[Records for processing]
· · · ·

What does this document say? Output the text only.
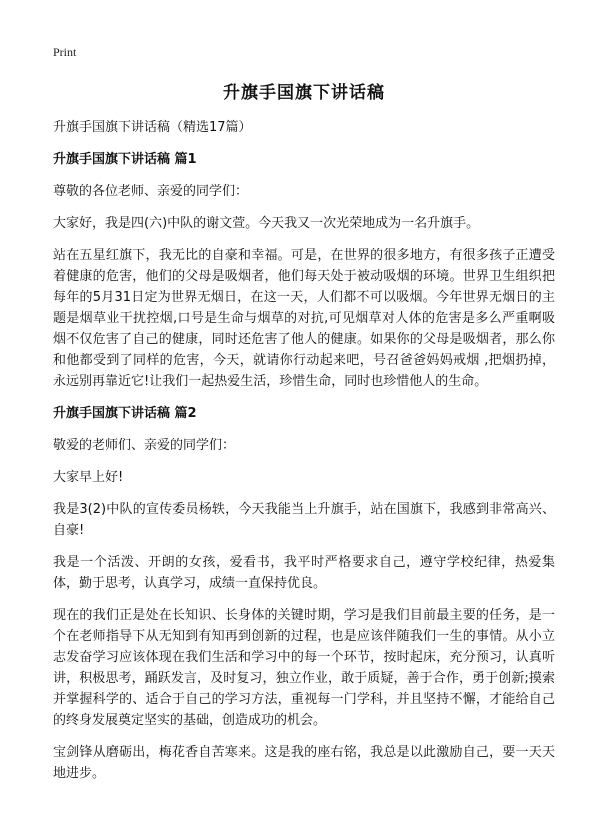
Print
升旗手国旗下讲话稿

升旗手国旗下讲话稿（精选17篇）

升旗手国旗下讲话稿 篇1

尊敬的各位老师、亲爱的同学们：

大家好，我是四(六)中队的谢文萱。今天我又一次光荣地成为一名升旗手。

站在五星红旗下，我无比的自豪和幸福。可是，在世界的很多地方，有很多孩子正遭受着健康的危害，他们的父母是吸烟者，他们每天处于被动吸烟的环境。世界卫生组织把每年的5月31日定为世界无烟日，在这一天，人们都不可以吸烟。今年世界无烟日的主题是烟草业干扰控烟,口号是生命与烟草的对抗,可见烟草对人体的危害是多么严重啊吸烟不仅危害了自己的健康，同时还危害了他人的健康。如果你的父母是吸烟者，那么你和他都受到了同样的危害，今天，就请你行动起来吧，号召爸爸妈妈戒烟 ,把烟扔掉，永远别再靠近它!让我们一起热爱生活，珍惜生命，同时也珍惜他人的生命。

升旗手国旗下讲话稿 篇2

敬爱的老师们、亲爱的同学们：

大家早上好!

我是3(2)中队的宣传委员杨轶，今天我能当上升旗手，站在国旗下，我感到非常高兴、自豪!

我是一个活泼、开朗的女孩，爱看书，我平时严格要求自己，遵守学校纪律，热爱集体，勤于思考，认真学习，成绩一直保持优良。

现在的我们正是处在长知识、长身体的关键时期，学习是我们目前最主要的任务，是一个在老师指导下从无知到有知再到创新的过程，也是应该伴随我们一生的事情。从小立志发奋学习应该体现在我们生活和学习中的每一个环节，按时起床，充分预习，认真听讲，积极思考，踊跃发言，及时复习，独立作业，敢于质疑，善于合作，勇于创新;摸索并掌握科学的、适合于自己的学习方法，重视每一门学科，并且坚持不懈，才能给自己的终身发展奠定坚实的基础，创造成功的机会。

宝剑锋从磨砺出，梅花香自苦寒来。这是我的座右铭，我总是以此激励自己，要一天天地进步。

· · · ·

[The problem] Where a line above contains the word "升旗手国旗下讲话稿", copy that line.

[Written solution]
升旗手国旗下讲话稿
升旗手国旗下讲话稿（精选17篇）
升旗手国旗下讲话稿 篇1
升旗手国旗下讲话稿 篇2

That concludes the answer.